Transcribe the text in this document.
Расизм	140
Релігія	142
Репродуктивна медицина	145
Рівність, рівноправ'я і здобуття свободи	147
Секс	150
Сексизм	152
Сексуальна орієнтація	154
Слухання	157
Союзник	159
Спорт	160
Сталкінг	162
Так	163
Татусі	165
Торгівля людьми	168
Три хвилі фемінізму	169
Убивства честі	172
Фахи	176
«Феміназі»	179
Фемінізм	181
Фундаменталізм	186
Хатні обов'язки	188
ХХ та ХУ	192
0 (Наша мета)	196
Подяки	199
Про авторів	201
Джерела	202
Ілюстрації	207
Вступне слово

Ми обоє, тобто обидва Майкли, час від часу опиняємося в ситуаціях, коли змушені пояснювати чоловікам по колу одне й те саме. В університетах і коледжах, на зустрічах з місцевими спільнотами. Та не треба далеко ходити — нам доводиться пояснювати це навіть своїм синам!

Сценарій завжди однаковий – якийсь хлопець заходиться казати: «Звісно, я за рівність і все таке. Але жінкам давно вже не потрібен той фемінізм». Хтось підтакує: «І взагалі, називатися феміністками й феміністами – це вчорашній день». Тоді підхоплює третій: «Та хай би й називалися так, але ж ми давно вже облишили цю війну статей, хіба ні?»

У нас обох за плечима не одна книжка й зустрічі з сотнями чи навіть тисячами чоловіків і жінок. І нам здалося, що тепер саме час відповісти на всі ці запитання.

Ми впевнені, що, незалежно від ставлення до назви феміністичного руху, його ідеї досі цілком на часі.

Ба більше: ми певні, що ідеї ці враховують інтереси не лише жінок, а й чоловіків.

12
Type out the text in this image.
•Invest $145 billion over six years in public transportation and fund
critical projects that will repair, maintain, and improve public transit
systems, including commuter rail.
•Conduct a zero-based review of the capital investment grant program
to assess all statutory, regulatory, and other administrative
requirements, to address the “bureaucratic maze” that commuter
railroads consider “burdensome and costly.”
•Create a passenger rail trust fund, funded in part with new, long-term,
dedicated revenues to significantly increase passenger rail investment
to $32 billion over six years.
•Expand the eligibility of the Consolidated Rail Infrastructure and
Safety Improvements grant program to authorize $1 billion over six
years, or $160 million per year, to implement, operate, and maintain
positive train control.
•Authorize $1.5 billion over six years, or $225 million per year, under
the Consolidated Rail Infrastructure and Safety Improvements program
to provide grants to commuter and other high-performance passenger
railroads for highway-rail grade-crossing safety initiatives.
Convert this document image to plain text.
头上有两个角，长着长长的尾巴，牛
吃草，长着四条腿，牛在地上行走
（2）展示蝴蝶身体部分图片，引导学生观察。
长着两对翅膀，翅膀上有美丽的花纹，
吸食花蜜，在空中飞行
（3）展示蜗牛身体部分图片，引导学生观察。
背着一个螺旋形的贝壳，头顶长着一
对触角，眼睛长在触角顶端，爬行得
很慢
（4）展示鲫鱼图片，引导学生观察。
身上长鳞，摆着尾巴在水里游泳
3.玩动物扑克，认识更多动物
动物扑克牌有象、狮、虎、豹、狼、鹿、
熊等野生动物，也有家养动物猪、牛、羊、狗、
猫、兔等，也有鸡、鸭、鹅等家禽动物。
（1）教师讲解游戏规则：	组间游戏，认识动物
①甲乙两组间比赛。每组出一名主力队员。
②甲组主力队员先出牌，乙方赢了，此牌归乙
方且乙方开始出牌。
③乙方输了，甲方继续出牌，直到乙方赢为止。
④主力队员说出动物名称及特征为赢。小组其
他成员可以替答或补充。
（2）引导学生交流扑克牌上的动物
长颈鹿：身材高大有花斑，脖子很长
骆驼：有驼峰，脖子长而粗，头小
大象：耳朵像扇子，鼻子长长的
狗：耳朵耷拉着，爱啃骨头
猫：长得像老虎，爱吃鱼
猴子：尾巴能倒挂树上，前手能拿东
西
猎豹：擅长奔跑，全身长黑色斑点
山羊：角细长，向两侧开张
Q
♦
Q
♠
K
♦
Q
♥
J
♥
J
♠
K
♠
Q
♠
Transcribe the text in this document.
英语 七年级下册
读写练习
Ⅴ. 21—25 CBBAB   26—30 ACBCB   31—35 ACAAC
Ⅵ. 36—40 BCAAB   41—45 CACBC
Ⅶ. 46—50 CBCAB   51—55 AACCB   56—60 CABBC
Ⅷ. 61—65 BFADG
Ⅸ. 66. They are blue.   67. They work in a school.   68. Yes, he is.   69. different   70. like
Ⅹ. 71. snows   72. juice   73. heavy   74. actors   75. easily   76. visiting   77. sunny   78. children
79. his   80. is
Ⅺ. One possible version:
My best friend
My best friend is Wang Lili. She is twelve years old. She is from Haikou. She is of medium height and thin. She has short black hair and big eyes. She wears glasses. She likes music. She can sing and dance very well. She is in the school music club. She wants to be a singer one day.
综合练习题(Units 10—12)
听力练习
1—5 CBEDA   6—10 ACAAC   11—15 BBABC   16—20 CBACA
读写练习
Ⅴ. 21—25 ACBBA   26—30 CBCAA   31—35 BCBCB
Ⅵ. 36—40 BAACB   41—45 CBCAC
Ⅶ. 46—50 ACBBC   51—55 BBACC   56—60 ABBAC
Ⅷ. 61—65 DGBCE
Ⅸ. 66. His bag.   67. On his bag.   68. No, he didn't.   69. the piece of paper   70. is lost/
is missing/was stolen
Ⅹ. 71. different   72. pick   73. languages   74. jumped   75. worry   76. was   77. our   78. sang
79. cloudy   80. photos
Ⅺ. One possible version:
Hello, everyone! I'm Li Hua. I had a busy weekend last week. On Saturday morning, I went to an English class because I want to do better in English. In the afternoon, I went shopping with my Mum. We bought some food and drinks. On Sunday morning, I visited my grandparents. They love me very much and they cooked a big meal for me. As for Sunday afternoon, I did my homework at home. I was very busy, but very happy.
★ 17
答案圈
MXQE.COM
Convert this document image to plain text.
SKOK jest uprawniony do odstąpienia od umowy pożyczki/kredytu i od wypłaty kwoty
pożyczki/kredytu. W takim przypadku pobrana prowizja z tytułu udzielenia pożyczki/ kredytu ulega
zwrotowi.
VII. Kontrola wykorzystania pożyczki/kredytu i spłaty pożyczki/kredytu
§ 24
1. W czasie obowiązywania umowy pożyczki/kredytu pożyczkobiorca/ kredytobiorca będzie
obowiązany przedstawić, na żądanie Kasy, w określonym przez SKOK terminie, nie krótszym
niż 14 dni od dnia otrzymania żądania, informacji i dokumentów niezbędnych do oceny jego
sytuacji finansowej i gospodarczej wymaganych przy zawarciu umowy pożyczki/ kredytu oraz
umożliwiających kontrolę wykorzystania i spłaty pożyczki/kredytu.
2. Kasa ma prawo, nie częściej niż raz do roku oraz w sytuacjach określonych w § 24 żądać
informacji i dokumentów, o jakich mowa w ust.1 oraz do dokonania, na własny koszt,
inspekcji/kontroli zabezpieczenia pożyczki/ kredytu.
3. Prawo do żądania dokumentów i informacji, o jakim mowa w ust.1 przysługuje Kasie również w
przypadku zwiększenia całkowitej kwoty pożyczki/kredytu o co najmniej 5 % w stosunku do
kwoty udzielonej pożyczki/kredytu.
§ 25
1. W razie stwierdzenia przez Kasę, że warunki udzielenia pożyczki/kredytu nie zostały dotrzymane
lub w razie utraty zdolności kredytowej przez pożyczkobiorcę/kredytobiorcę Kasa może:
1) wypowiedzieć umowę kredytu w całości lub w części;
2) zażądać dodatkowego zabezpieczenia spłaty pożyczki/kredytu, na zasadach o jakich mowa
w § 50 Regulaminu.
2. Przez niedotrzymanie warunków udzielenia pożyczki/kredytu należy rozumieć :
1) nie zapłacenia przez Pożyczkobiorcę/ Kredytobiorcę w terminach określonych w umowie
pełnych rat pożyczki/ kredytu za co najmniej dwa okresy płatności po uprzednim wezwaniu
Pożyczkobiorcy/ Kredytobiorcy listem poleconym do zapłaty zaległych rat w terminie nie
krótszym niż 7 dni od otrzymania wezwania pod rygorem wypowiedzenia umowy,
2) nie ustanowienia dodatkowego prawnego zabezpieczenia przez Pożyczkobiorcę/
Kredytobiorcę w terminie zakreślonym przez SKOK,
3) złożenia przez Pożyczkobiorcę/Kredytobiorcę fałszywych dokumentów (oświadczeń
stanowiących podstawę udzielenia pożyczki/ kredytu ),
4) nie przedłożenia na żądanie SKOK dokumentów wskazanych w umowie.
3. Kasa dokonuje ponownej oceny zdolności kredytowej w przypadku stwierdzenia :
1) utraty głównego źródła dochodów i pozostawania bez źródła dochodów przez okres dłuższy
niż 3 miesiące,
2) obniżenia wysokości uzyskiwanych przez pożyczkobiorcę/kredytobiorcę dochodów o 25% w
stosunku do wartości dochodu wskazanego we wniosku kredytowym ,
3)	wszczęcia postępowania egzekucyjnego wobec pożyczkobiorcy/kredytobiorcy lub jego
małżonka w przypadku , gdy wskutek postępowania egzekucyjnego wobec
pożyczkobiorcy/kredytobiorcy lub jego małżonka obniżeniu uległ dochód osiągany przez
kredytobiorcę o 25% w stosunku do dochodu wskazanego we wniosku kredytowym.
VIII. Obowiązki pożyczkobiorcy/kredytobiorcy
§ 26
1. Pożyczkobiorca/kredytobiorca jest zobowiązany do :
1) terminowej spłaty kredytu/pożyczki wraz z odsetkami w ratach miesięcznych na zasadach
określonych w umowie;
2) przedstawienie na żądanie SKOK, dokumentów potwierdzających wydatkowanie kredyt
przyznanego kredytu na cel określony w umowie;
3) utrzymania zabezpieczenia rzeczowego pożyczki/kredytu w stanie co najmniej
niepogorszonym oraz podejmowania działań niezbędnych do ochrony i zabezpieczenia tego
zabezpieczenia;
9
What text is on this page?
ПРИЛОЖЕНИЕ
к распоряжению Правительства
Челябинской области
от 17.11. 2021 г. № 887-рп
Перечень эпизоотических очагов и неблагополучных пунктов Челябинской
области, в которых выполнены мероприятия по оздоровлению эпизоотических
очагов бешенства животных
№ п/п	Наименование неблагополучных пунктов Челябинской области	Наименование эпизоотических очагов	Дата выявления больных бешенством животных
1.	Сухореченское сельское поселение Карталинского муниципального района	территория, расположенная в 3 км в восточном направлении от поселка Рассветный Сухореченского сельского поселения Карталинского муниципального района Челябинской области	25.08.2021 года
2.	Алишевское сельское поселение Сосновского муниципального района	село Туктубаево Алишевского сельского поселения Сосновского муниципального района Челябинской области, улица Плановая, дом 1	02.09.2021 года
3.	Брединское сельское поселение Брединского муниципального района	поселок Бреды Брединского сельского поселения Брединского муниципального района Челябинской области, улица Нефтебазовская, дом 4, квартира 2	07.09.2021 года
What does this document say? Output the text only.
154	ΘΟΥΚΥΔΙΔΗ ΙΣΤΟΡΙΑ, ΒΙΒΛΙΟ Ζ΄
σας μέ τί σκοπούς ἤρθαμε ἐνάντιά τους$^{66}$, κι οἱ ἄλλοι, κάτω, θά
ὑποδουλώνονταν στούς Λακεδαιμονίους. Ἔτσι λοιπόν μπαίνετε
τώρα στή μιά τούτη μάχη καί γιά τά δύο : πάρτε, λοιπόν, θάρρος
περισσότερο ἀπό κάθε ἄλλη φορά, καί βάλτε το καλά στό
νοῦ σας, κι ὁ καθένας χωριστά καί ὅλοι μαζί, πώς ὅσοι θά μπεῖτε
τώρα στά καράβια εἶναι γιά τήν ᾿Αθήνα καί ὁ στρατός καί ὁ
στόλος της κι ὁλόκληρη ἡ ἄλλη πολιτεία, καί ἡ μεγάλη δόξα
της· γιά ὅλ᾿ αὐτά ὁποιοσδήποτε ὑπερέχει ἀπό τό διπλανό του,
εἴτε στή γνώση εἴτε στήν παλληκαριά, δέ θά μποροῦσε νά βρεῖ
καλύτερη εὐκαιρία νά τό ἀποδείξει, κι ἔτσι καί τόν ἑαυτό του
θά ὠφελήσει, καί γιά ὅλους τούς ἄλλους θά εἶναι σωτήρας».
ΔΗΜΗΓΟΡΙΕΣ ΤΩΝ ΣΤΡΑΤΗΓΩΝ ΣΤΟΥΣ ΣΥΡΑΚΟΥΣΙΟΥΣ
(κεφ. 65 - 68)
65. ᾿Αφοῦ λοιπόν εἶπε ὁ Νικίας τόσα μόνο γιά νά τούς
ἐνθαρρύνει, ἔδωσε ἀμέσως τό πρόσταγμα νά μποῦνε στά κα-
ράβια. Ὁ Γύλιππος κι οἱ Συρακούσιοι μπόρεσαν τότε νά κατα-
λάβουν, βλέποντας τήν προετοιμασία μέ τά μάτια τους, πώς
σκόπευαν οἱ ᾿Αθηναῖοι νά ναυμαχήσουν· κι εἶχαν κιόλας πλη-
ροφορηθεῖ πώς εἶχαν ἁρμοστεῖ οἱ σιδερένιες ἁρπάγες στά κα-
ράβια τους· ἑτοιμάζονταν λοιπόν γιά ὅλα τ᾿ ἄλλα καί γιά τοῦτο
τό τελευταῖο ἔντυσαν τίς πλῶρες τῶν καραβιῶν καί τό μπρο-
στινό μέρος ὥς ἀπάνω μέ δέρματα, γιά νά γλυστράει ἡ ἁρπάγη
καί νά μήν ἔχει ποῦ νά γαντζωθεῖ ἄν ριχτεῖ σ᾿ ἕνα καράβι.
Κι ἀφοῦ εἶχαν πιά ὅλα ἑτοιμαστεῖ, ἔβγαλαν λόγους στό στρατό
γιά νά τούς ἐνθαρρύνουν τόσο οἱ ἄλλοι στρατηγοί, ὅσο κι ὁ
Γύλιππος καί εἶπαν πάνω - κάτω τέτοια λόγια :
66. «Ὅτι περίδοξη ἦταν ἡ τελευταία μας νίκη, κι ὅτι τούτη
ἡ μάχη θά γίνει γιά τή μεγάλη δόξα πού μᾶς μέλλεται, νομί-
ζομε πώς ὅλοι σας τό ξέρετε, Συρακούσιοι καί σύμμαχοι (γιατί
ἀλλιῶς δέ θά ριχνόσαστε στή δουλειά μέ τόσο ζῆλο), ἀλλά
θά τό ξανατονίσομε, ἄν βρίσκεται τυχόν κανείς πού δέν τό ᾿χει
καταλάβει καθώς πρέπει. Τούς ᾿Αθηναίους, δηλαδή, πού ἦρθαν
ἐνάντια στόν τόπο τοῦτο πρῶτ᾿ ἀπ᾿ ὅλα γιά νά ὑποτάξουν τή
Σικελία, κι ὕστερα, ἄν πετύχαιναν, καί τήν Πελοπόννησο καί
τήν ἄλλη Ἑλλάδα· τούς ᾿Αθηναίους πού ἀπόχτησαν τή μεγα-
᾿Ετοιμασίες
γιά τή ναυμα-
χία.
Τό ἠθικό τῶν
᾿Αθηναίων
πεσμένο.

※

Instructions to follow — State, as a bare number, how many lines of the listing hold the word "поселение".

Written answer — 3